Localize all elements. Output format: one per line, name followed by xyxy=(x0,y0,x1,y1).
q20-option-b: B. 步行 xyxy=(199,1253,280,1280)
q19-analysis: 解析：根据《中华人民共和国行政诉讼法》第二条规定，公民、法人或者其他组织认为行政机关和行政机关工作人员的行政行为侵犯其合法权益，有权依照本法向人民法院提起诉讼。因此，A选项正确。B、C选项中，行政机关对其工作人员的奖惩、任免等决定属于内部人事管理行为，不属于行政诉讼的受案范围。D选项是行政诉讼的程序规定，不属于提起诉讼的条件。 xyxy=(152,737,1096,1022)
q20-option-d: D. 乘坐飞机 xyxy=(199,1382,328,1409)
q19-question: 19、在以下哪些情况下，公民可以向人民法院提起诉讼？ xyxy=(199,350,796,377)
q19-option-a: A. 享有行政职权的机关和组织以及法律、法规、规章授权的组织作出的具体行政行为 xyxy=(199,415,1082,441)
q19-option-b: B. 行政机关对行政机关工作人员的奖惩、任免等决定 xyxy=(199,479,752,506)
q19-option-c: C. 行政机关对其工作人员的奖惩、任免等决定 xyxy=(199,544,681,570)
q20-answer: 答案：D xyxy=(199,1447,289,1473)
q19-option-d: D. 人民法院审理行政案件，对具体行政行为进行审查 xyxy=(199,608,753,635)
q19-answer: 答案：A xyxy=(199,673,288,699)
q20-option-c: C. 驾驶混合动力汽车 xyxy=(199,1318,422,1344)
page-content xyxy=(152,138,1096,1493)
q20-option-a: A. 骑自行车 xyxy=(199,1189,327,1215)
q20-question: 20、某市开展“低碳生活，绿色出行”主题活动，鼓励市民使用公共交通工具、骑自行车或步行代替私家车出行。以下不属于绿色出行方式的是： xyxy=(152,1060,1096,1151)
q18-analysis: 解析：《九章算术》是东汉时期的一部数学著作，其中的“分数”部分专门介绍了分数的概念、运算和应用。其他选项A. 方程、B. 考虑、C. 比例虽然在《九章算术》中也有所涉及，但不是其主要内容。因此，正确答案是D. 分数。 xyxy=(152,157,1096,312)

━━━━━━━━━━━━━━━━━━━━

- [YOUR GOAL]: Lay out every line of the records as a JSON list of strings, with one string per line and blank lines omitted.

- [CORRECT ANSWER]:
[
  "Localize all elements. Output format: one per line, name followed by xyxy=(x0,y0,x1,y1).",
  "q20-option-b: B. 步行 xyxy=(199,1253,280,1280)",
  "q19-analysis: 解析：根据《中华人民共和国行政诉讼法》第二条规定，公民、法人或者其他组织认为行政机关和行政机关工作人员的行政行为侵犯其合法权益，有权依照本法向人民法院提起诉讼。因此，A选项正确。B、C选项中，行政机关对其工作人员的奖惩、任免等决定属于内部人事管理行为，不属于行政诉讼的受案范围。D选项是行政诉讼的程序规定，不属于提起诉讼的条件。 xyxy=(152,737,1096,1022)",
  "q20-option-d: D. 乘坐飞机 xyxy=(199,1382,328,1409)",
  "q19-question: 19、在以下哪些情况下，公民可以向人民法院提起诉讼？ xyxy=(199,350,796,377)",
  "q19-option-a: A. 享有行政职权的机关和组织以及法律、法规、规章授权的组织作出的具体行政行为 xyxy=(199,415,1082,441)",
  "q19-option-b: B. 行政机关对行政机关工作人员的奖惩、任免等决定 xyxy=(199,479,752,506)",
  "q19-option-c: C. 行政机关对其工作人员的奖惩、任免等决定 xyxy=(199,544,681,570)",
  "q20-answer: 答案：D xyxy=(199,1447,289,1473)",
  "q19-option-d: D. 人民法院审理行政案件，对具体行政行为进行审查 xyxy=(199,608,753,635)",
  "q19-answer: 答案：A xyxy=(199,673,288,699)",
  "q20-option-c: C. 驾驶混合动力汽车 xyxy=(199,1318,422,1344)",
  "page-content xyxy=(152,138,1096,1493)",
  "q20-option-a: A. 骑自行车 xyxy=(199,1189,327,1215)",
  "q20-question: 20、某市开展“低碳生活，绿色出行”主题活动，鼓励市民使用公共交通工具、骑自行车或步行代替私家车出行。以下不属于绿色出行方式的是： xyxy=(152,1060,1096,1151)",
  "q18-analysis: 解析：《九章算术》是东汉时期的一部数学著作，其中的“分数”部分专门介绍了分数的概念、运算和应用。其他选项A. 方程、B. 考虑、C. 比例虽然在《九章算术》中也有所涉及，但不是其主要内容。因此，正确答案是D. 分数。 xyxy=(152,157,1096,312)"
]